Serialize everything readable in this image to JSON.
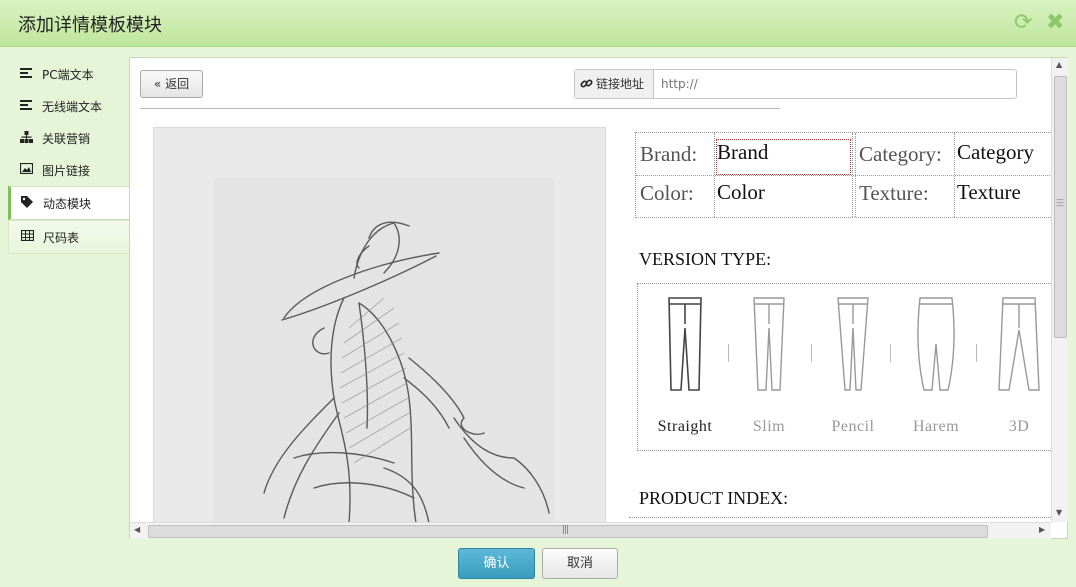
{
  "window": {
    "title": "添加详情模板模块",
    "refresh_icon": "refresh-icon",
    "close_icon": "close-icon",
    "accent_color": "#7fbf5a"
  },
  "sidebar": {
    "items": [
      {
        "label": "PC端文本",
        "icon": "align-left-icon",
        "active": false
      },
      {
        "label": "无线端文本",
        "icon": "align-left-icon",
        "active": false
      },
      {
        "label": "关联营销",
        "icon": "sitemap-icon",
        "active": false
      },
      {
        "label": "图片链接",
        "icon": "picture-icon",
        "active": false
      },
      {
        "label": "动态模块",
        "icon": "tag-icon",
        "active": true
      },
      {
        "label": "尺码表",
        "icon": "table-icon",
        "active": false
      }
    ]
  },
  "editor": {
    "back_label": "« 返回",
    "link_label": "链接地址",
    "link_placeholder": "http://",
    "link_value": ""
  },
  "template": {
    "attributes": [
      {
        "key": "Brand:",
        "value": "Brand"
      },
      {
        "key": "Category:",
        "value": "Category"
      },
      {
        "key": "Color:",
        "value": "Color"
      },
      {
        "key": "Texture:",
        "value": "Texture"
      }
    ],
    "version_heading": "VERSION TYPE:",
    "versions": [
      {
        "label": "Straight",
        "selected": true
      },
      {
        "label": "Slim",
        "selected": false
      },
      {
        "label": "Pencil",
        "selected": false
      },
      {
        "label": "Harem",
        "selected": false
      },
      {
        "label": "3D",
        "selected": false
      }
    ],
    "index_heading": "PRODUCT INDEX:"
  },
  "footer": {
    "confirm_label": "确认",
    "cancel_label": "取消"
  }
}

◆ **REQUIREMENTS**
Look above for every line with the word "icon" and copy it.

◆ **RESULT BELOW**
    "refresh_icon": "refresh-icon",
    "close_icon": "close-icon",
        "icon": "align-left-icon",
        "icon": "align-left-icon",
        "icon": "sitemap-icon",
        "icon": "picture-icon",
        "icon": "tag-icon",
        "icon": "table-icon",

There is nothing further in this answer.